**Written instruction:**
Give the entries again exactly, every one of them.

**Entries supplied:**
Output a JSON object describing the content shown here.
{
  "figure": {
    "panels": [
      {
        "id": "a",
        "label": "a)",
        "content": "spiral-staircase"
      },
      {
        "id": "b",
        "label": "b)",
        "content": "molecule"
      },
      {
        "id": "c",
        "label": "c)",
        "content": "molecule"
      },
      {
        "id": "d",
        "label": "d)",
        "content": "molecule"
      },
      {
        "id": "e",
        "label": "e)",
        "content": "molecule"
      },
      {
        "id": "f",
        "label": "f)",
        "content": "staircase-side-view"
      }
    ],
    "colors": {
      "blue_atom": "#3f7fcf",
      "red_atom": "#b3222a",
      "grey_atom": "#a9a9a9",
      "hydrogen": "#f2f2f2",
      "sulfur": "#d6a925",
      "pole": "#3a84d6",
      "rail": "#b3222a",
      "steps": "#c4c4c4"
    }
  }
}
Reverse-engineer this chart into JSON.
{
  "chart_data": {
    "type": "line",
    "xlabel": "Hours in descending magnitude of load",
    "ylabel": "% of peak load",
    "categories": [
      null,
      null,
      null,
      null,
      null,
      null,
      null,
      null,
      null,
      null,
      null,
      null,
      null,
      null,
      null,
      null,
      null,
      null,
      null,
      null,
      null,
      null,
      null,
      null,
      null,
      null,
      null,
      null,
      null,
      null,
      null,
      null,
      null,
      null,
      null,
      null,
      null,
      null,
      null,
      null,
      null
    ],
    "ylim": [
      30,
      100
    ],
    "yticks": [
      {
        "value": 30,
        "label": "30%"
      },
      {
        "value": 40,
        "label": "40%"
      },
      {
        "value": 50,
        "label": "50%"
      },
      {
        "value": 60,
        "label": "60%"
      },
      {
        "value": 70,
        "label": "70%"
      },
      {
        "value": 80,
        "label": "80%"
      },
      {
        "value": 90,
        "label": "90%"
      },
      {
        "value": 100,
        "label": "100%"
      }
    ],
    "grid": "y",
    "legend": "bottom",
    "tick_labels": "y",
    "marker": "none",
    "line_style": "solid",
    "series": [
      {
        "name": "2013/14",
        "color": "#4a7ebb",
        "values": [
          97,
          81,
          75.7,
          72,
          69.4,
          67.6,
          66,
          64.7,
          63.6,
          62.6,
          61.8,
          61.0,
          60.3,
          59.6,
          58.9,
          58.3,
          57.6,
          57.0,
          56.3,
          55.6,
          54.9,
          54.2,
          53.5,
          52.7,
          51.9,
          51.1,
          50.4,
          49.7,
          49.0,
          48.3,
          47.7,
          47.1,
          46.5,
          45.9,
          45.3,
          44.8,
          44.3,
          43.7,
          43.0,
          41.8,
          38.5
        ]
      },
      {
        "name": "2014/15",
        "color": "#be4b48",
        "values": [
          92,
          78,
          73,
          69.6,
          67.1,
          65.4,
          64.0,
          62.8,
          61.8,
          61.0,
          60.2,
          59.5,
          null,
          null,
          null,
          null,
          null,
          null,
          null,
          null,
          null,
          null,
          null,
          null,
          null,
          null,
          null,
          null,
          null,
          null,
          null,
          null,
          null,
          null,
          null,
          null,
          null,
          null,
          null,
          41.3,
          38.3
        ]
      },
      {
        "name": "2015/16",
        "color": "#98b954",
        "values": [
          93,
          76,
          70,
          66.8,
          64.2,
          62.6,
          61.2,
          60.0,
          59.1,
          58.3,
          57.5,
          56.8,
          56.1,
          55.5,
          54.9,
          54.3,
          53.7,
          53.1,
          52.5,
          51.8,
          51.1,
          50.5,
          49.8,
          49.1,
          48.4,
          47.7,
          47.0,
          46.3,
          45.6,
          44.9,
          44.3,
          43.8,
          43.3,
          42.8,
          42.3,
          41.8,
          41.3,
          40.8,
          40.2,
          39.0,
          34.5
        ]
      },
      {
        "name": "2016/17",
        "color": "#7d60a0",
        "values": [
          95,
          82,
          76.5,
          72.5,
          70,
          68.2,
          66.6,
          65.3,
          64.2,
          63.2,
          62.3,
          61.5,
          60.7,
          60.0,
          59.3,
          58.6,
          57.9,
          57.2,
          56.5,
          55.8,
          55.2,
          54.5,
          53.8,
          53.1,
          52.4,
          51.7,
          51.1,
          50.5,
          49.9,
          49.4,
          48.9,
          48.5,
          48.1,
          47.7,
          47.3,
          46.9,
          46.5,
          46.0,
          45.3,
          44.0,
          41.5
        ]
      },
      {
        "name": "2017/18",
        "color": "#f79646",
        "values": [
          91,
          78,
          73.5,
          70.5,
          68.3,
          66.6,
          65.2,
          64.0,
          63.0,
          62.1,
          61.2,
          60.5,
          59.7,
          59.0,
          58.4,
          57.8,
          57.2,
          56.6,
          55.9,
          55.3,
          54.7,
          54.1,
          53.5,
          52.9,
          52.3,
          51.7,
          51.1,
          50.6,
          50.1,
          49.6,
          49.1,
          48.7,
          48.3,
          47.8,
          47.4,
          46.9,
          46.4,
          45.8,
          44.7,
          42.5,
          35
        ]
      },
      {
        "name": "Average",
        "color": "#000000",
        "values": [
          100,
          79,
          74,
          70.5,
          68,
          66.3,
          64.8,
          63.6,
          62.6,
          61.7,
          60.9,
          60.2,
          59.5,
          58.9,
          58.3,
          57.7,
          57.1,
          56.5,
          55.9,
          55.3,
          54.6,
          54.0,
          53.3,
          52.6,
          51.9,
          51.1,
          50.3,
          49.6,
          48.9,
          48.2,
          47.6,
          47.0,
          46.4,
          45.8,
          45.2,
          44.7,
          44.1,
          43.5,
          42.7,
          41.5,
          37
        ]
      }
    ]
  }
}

**Problem solution:**
Output a JSON object describing the content shown here.
{
  "figure": {
    "panels": [
      {
        "id": "a",
        "label": "a)",
        "content": "spiral-staircase"
      },
      {
        "id": "b",
        "label": "b)",
        "content": "molecule"
      },
      {
        "id": "c",
        "label": "c)",
        "content": "molecule"
      },
      {
        "id": "d",
        "label": "d)",
        "content": "molecule"
      },
      {
        "id": "e",
        "label": "e)",
        "content": "molecule"
      },
      {
        "id": "f",
        "label": "f)",
        "content": "staircase-side-view"
      }
    ],
    "colors": {
      "blue_atom": "#3f7fcf",
      "red_atom": "#b3222a",
      "grey_atom": "#a9a9a9",
      "hydrogen": "#f2f2f2",
      "sulfur": "#d6a925",
      "pole": "#3a84d6",
      "rail": "#b3222a",
      "steps": "#c4c4c4"
    }
  }
}
Reverse-engineer this chart into JSON.
{
  "chart_data": {
    "type": "line",
    "xlabel": "Hours in descending magnitude of load",
    "ylabel": "% of peak load",
    "categories": [
      null,
      null,
      null,
      null,
      null,
      null,
      null,
      null,
      null,
      null,
      null,
      null,
      null,
      null,
      null,
      null,
      null,
      null,
      null,
      null,
      null,
      null,
      null,
      null,
      null,
      null,
      null,
      null,
      null,
      null,
      null,
      null,
      null,
      null,
      null,
      null,
      null,
      null,
      null,
      null,
      null
    ],
    "ylim": [
      30,
      100
    ],
    "yticks": [
      {
        "value": 30,
        "label": "30%"
      },
      {
        "value": 40,
        "label": "40%"
      },
      {
        "value": 50,
        "label": "50%"
      },
      {
        "value": 60,
        "label": "60%"
      },
      {
        "value": 70,
        "label": "70%"
      },
      {
        "value": 80,
        "label": "80%"
      },
      {
        "value": 90,
        "label": "90%"
      },
      {
        "value": 100,
        "label": "100%"
      }
    ],
    "grid": "y",
    "legend": "bottom",
    "tick_labels": "y",
    "marker": "none",
    "line_style": "solid",
    "series": [
      {
        "name": "2013/14",
        "color": "#4a7ebb",
        "values": [
          97,
          81,
          75.7,
          72,
          69.4,
          67.6,
          66,
          64.7,
          63.6,
          62.6,
          61.8,
          61.0,
          60.3,
          59.6,
          58.9,
          58.3,
          57.6,
          57.0,
          56.3,
          55.6,
          54.9,
          54.2,
          53.5,
          52.7,
          51.9,
          51.1,
          50.4,
          49.7,
          49.0,
          48.3,
          47.7,
          47.1,
          46.5,
          45.9,
          45.3,
          44.8,
          44.3,
          43.7,
          43.0,
          41.8,
          38.5
        ]
      },
      {
        "name": "2014/15",
        "color": "#be4b48",
        "values": [
          92,
          78,
          73,
          69.6,
          67.1,
          65.4,
          64.0,
          62.8,
          61.8,
          61.0,
          60.2,
          59.5,
          null,
          null,
          null,
          null,
          null,
          null,
          null,
          null,
          null,
          null,
          null,
          null,
          null,
          null,
          null,
          null,
          null,
          null,
          null,
          null,
          null,
          null,
          null,
          null,
          null,
          null,
          null,
          41.3,
          38.3
        ]
      },
      {
        "name": "2015/16",
        "color": "#98b954",
        "values": [
          93,
          76,
          70,
          66.8,
          64.2,
          62.6,
          61.2,
          60.0,
          59.1,
          58.3,
          57.5,
          56.8,
          56.1,
          55.5,
          54.9,
          54.3,
          53.7,
          53.1,
          52.5,
          51.8,
          51.1,
          50.5,
          49.8,
          49.1,
          48.4,
          47.7,
          47.0,
          46.3,
          45.6,
          44.9,
          44.3,
          43.8,
          43.3,
          42.8,
          42.3,
          41.8,
          41.3,
          40.8,
          40.2,
          39.0,
          34.5
        ]
      },
      {
        "name": "2016/17",
        "color": "#7d60a0",
        "values": [
          95,
          82,
          76.5,
          72.5,
          70,
          68.2,
          66.6,
          65.3,
          64.2,
          63.2,
          62.3,
          61.5,
          60.7,
          60.0,
          59.3,
          58.6,
          57.9,
          57.2,
          56.5,
          55.8,
          55.2,
          54.5,
          53.8,
          53.1,
          52.4,
          51.7,
          51.1,
          50.5,
          49.9,
          49.4,
          48.9,
          48.5,
          48.1,
          47.7,
          47.3,
          46.9,
          46.5,
          46.0,
          45.3,
          44.0,
          41.5
        ]
      },
      {
        "name": "2017/18",
        "color": "#f79646",
        "values": [
          91,
          78,
          73.5,
          70.5,
          68.3,
          66.6,
          65.2,
          64.0,
          63.0,
          62.1,
          61.2,
          60.5,
          59.7,
          59.0,
          58.4,
          57.8,
          57.2,
          56.6,
          55.9,
          55.3,
          54.7,
          54.1,
          53.5,
          52.9,
          52.3,
          51.7,
          51.1,
          50.6,
          50.1,
          49.6,
          49.1,
          48.7,
          48.3,
          47.8,
          47.4,
          46.9,
          46.4,
          45.8,
          44.7,
          42.5,
          35
        ]
      },
      {
        "name": "Average",
        "color": "#000000",
        "values": [
          100,
          79,
          74,
          70.5,
          68,
          66.3,
          64.8,
          63.6,
          62.6,
          61.7,
          60.9,
          60.2,
          59.5,
          58.9,
          58.3,
          57.7,
          57.1,
          56.5,
          55.9,
          55.3,
          54.6,
          54.0,
          53.3,
          52.6,
          51.9,
          51.1,
          50.3,
          49.6,
          48.9,
          48.2,
          47.6,
          47.0,
          46.4,
          45.8,
          45.2,
          44.7,
          44.1,
          43.5,
          42.7,
          41.5,
          37
        ]
      }
    ]
  }
}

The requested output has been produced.